**Records**

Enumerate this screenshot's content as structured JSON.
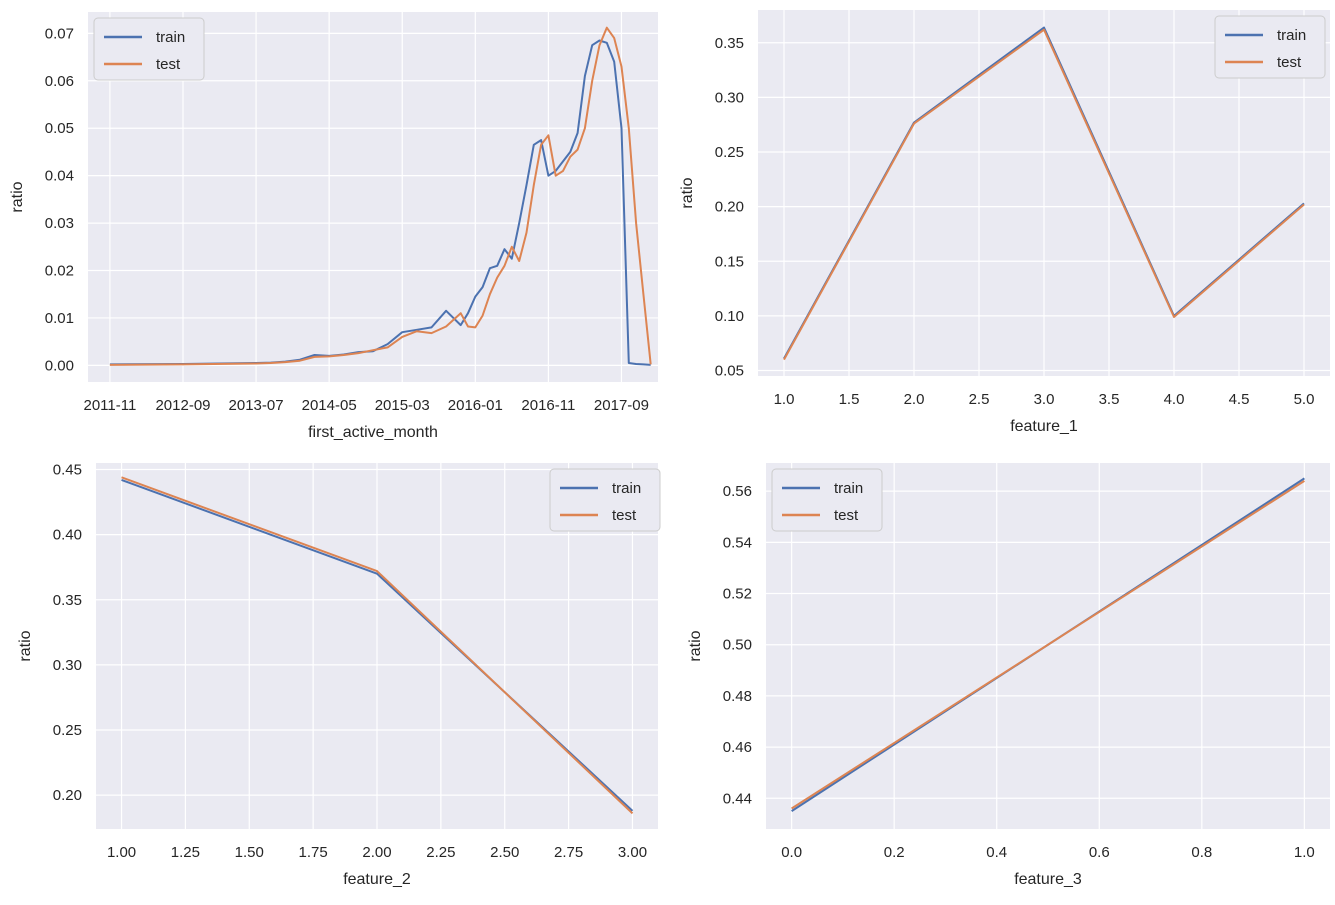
{
  "colors": {
    "train": "#4c72b0",
    "test": "#dd8452"
  },
  "chart_data": [
    {
      "type": "line",
      "xlabel": "first_active_month",
      "ylabel": "ratio",
      "x_tick_labels": [
        "2011-11",
        "2012-09",
        "2013-07",
        "2014-05",
        "2015-03",
        "2016-01",
        "2016-11",
        "2017-09"
      ],
      "x_tick_indices": [
        0,
        10,
        20,
        30,
        40,
        50,
        60,
        70
      ],
      "xlim": [
        -3,
        75
      ],
      "ylim": [
        -0.0035,
        0.0745
      ],
      "yticks": [
        0.0,
        0.01,
        0.02,
        0.03,
        0.04,
        0.05,
        0.06,
        0.07
      ],
      "ytick_labels": [
        "0.00",
        "0.01",
        "0.02",
        "0.03",
        "0.04",
        "0.05",
        "0.06",
        "0.07"
      ],
      "legend": [
        "train",
        "test"
      ],
      "legend_position": "upper left",
      "series": [
        {
          "name": "train",
          "x": [
            0,
            10,
            20,
            22,
            24,
            26,
            28,
            30,
            32,
            34,
            36,
            38,
            40,
            42,
            44,
            46,
            48,
            49,
            50,
            51,
            52,
            53,
            54,
            55,
            56,
            57,
            58,
            59,
            60,
            61,
            62,
            63,
            64,
            65,
            66,
            67,
            68,
            69,
            70,
            71,
            72,
            73,
            74
          ],
          "y": [
            0.0002,
            0.0003,
            0.0005,
            0.0006,
            0.0008,
            0.0012,
            0.0022,
            0.002,
            0.0023,
            0.0028,
            0.003,
            0.0045,
            0.007,
            0.0075,
            0.008,
            0.0115,
            0.0085,
            0.011,
            0.0145,
            0.0165,
            0.0205,
            0.021,
            0.0245,
            0.0225,
            0.03,
            0.038,
            0.0465,
            0.0475,
            0.04,
            0.041,
            0.043,
            0.045,
            0.049,
            0.061,
            0.0675,
            0.0685,
            0.068,
            0.064,
            0.05,
            0.0005,
            0.0003,
            0.0002,
            0.0001
          ]
        },
        {
          "name": "test",
          "x": [
            0,
            10,
            20,
            22,
            24,
            26,
            28,
            30,
            32,
            34,
            36,
            38,
            40,
            42,
            44,
            46,
            48,
            49,
            50,
            51,
            52,
            53,
            54,
            55,
            56,
            57,
            58,
            59,
            60,
            61,
            62,
            63,
            64,
            65,
            66,
            67,
            68,
            69,
            70,
            71,
            72,
            73,
            74
          ],
          "y": [
            0.0001,
            0.0002,
            0.0004,
            0.0005,
            0.0007,
            0.001,
            0.0018,
            0.0019,
            0.0022,
            0.0026,
            0.0032,
            0.0038,
            0.006,
            0.0072,
            0.0068,
            0.0082,
            0.011,
            0.0082,
            0.008,
            0.0105,
            0.015,
            0.0185,
            0.021,
            0.025,
            0.022,
            0.028,
            0.038,
            0.0465,
            0.0485,
            0.04,
            0.041,
            0.044,
            0.0455,
            0.05,
            0.06,
            0.0675,
            0.0712,
            0.069,
            0.063,
            0.05,
            0.03,
            0.015,
            0.0002
          ]
        }
      ]
    },
    {
      "type": "line",
      "xlabel": "feature_1",
      "ylabel": "ratio",
      "xticks": [
        1.0,
        1.5,
        2.0,
        2.5,
        3.0,
        3.5,
        4.0,
        4.5,
        5.0
      ],
      "xtick_labels": [
        "1.0",
        "1.5",
        "2.0",
        "2.5",
        "3.0",
        "3.5",
        "4.0",
        "4.5",
        "5.0"
      ],
      "xlim": [
        0.8,
        5.2
      ],
      "ylim": [
        0.045,
        0.38
      ],
      "yticks": [
        0.05,
        0.1,
        0.15,
        0.2,
        0.25,
        0.3,
        0.35
      ],
      "ytick_labels": [
        "0.05",
        "0.10",
        "0.15",
        "0.20",
        "0.25",
        "0.30",
        "0.35"
      ],
      "legend": [
        "train",
        "test"
      ],
      "legend_position": "upper right",
      "series": [
        {
          "name": "train",
          "x": [
            1,
            2,
            3,
            4,
            5
          ],
          "y": [
            0.061,
            0.277,
            0.364,
            0.1,
            0.203
          ]
        },
        {
          "name": "test",
          "x": [
            1,
            2,
            3,
            4,
            5
          ],
          "y": [
            0.06,
            0.276,
            0.362,
            0.099,
            0.202
          ]
        }
      ]
    },
    {
      "type": "line",
      "xlabel": "feature_2",
      "ylabel": "ratio",
      "xticks": [
        1.0,
        1.25,
        1.5,
        1.75,
        2.0,
        2.25,
        2.5,
        2.75,
        3.0
      ],
      "xtick_labels": [
        "1.00",
        "1.25",
        "1.50",
        "1.75",
        "2.00",
        "2.25",
        "2.50",
        "2.75",
        "3.00"
      ],
      "xlim": [
        0.9,
        3.1
      ],
      "ylim": [
        0.174,
        0.455
      ],
      "yticks": [
        0.2,
        0.25,
        0.3,
        0.35,
        0.4,
        0.45
      ],
      "ytick_labels": [
        "0.20",
        "0.25",
        "0.30",
        "0.35",
        "0.40",
        "0.45"
      ],
      "legend": [
        "train",
        "test"
      ],
      "legend_position": "upper right",
      "series": [
        {
          "name": "train",
          "x": [
            1,
            2,
            3
          ],
          "y": [
            0.442,
            0.37,
            0.188
          ]
        },
        {
          "name": "test",
          "x": [
            1,
            2,
            3
          ],
          "y": [
            0.444,
            0.372,
            0.186
          ]
        }
      ]
    },
    {
      "type": "line",
      "xlabel": "feature_3",
      "ylabel": "ratio",
      "xticks": [
        0.0,
        0.2,
        0.4,
        0.6,
        0.8,
        1.0
      ],
      "xtick_labels": [
        "0.0",
        "0.2",
        "0.4",
        "0.6",
        "0.8",
        "1.0"
      ],
      "xlim": [
        -0.05,
        1.05
      ],
      "ylim": [
        0.428,
        0.571
      ],
      "yticks": [
        0.44,
        0.46,
        0.48,
        0.5,
        0.52,
        0.54,
        0.56
      ],
      "ytick_labels": [
        "0.44",
        "0.46",
        "0.48",
        "0.50",
        "0.52",
        "0.54",
        "0.56"
      ],
      "legend": [
        "train",
        "test"
      ],
      "legend_position": "upper left",
      "series": [
        {
          "name": "train",
          "x": [
            0,
            1
          ],
          "y": [
            0.435,
            0.565
          ]
        },
        {
          "name": "test",
          "x": [
            0,
            1
          ],
          "y": [
            0.436,
            0.564
          ]
        }
      ]
    }
  ]
}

**Work to be completed**
Every entry above needs to be retyped exactly; drop the pictures.

**Answer for this exercise**
Enumerate this screenshot's content as structured JSON.
{
  "colors": {
    "train": "#4c72b0",
    "test": "#dd8452"
  },
  "chart_data": [
    {
      "type": "line",
      "xlabel": "first_active_month",
      "ylabel": "ratio",
      "x_tick_labels": [
        "2011-11",
        "2012-09",
        "2013-07",
        "2014-05",
        "2015-03",
        "2016-01",
        "2016-11",
        "2017-09"
      ],
      "x_tick_indices": [
        0,
        10,
        20,
        30,
        40,
        50,
        60,
        70
      ],
      "xlim": [
        -3,
        75
      ],
      "ylim": [
        -0.0035,
        0.0745
      ],
      "yticks": [
        0.0,
        0.01,
        0.02,
        0.03,
        0.04,
        0.05,
        0.06,
        0.07
      ],
      "ytick_labels": [
        "0.00",
        "0.01",
        "0.02",
        "0.03",
        "0.04",
        "0.05",
        "0.06",
        "0.07"
      ],
      "legend": [
        "train",
        "test"
      ],
      "legend_position": "upper left",
      "series": [
        {
          "name": "train",
          "x": [
            0,
            10,
            20,
            22,
            24,
            26,
            28,
            30,
            32,
            34,
            36,
            38,
            40,
            42,
            44,
            46,
            48,
            49,
            50,
            51,
            52,
            53,
            54,
            55,
            56,
            57,
            58,
            59,
            60,
            61,
            62,
            63,
            64,
            65,
            66,
            67,
            68,
            69,
            70,
            71,
            72,
            73,
            74
          ],
          "y": [
            0.0002,
            0.0003,
            0.0005,
            0.0006,
            0.0008,
            0.0012,
            0.0022,
            0.002,
            0.0023,
            0.0028,
            0.003,
            0.0045,
            0.007,
            0.0075,
            0.008,
            0.0115,
            0.0085,
            0.011,
            0.0145,
            0.0165,
            0.0205,
            0.021,
            0.0245,
            0.0225,
            0.03,
            0.038,
            0.0465,
            0.0475,
            0.04,
            0.041,
            0.043,
            0.045,
            0.049,
            0.061,
            0.0675,
            0.0685,
            0.068,
            0.064,
            0.05,
            0.0005,
            0.0003,
            0.0002,
            0.0001
          ]
        },
        {
          "name": "test",
          "x": [
            0,
            10,
            20,
            22,
            24,
            26,
            28,
            30,
            32,
            34,
            36,
            38,
            40,
            42,
            44,
            46,
            48,
            49,
            50,
            51,
            52,
            53,
            54,
            55,
            56,
            57,
            58,
            59,
            60,
            61,
            62,
            63,
            64,
            65,
            66,
            67,
            68,
            69,
            70,
            71,
            72,
            73,
            74
          ],
          "y": [
            0.0001,
            0.0002,
            0.0004,
            0.0005,
            0.0007,
            0.001,
            0.0018,
            0.0019,
            0.0022,
            0.0026,
            0.0032,
            0.0038,
            0.006,
            0.0072,
            0.0068,
            0.0082,
            0.011,
            0.0082,
            0.008,
            0.0105,
            0.015,
            0.0185,
            0.021,
            0.025,
            0.022,
            0.028,
            0.038,
            0.0465,
            0.0485,
            0.04,
            0.041,
            0.044,
            0.0455,
            0.05,
            0.06,
            0.0675,
            0.0712,
            0.069,
            0.063,
            0.05,
            0.03,
            0.015,
            0.0002
          ]
        }
      ]
    },
    {
      "type": "line",
      "xlabel": "feature_1",
      "ylabel": "ratio",
      "xticks": [
        1.0,
        1.5,
        2.0,
        2.5,
        3.0,
        3.5,
        4.0,
        4.5,
        5.0
      ],
      "xtick_labels": [
        "1.0",
        "1.5",
        "2.0",
        "2.5",
        "3.0",
        "3.5",
        "4.0",
        "4.5",
        "5.0"
      ],
      "xlim": [
        0.8,
        5.2
      ],
      "ylim": [
        0.045,
        0.38
      ],
      "yticks": [
        0.05,
        0.1,
        0.15,
        0.2,
        0.25,
        0.3,
        0.35
      ],
      "ytick_labels": [
        "0.05",
        "0.10",
        "0.15",
        "0.20",
        "0.25",
        "0.30",
        "0.35"
      ],
      "legend": [
        "train",
        "test"
      ],
      "legend_position": "upper right",
      "series": [
        {
          "name": "train",
          "x": [
            1,
            2,
            3,
            4,
            5
          ],
          "y": [
            0.061,
            0.277,
            0.364,
            0.1,
            0.203
          ]
        },
        {
          "name": "test",
          "x": [
            1,
            2,
            3,
            4,
            5
          ],
          "y": [
            0.06,
            0.276,
            0.362,
            0.099,
            0.202
          ]
        }
      ]
    },
    {
      "type": "line",
      "xlabel": "feature_2",
      "ylabel": "ratio",
      "xticks": [
        1.0,
        1.25,
        1.5,
        1.75,
        2.0,
        2.25,
        2.5,
        2.75,
        3.0
      ],
      "xtick_labels": [
        "1.00",
        "1.25",
        "1.50",
        "1.75",
        "2.00",
        "2.25",
        "2.50",
        "2.75",
        "3.00"
      ],
      "xlim": [
        0.9,
        3.1
      ],
      "ylim": [
        0.174,
        0.455
      ],
      "yticks": [
        0.2,
        0.25,
        0.3,
        0.35,
        0.4,
        0.45
      ],
      "ytick_labels": [
        "0.20",
        "0.25",
        "0.30",
        "0.35",
        "0.40",
        "0.45"
      ],
      "legend": [
        "train",
        "test"
      ],
      "legend_position": "upper right",
      "series": [
        {
          "name": "train",
          "x": [
            1,
            2,
            3
          ],
          "y": [
            0.442,
            0.37,
            0.188
          ]
        },
        {
          "name": "test",
          "x": [
            1,
            2,
            3
          ],
          "y": [
            0.444,
            0.372,
            0.186
          ]
        }
      ]
    },
    {
      "type": "line",
      "xlabel": "feature_3",
      "ylabel": "ratio",
      "xticks": [
        0.0,
        0.2,
        0.4,
        0.6,
        0.8,
        1.0
      ],
      "xtick_labels": [
        "0.0",
        "0.2",
        "0.4",
        "0.6",
        "0.8",
        "1.0"
      ],
      "xlim": [
        -0.05,
        1.05
      ],
      "ylim": [
        0.428,
        0.571
      ],
      "yticks": [
        0.44,
        0.46,
        0.48,
        0.5,
        0.52,
        0.54,
        0.56
      ],
      "ytick_labels": [
        "0.44",
        "0.46",
        "0.48",
        "0.50",
        "0.52",
        "0.54",
        "0.56"
      ],
      "legend": [
        "train",
        "test"
      ],
      "legend_position": "upper left",
      "series": [
        {
          "name": "train",
          "x": [
            0,
            1
          ],
          "y": [
            0.435,
            0.565
          ]
        },
        {
          "name": "test",
          "x": [
            0,
            1
          ],
          "y": [
            0.436,
            0.564
          ]
        }
      ]
    }
  ]
}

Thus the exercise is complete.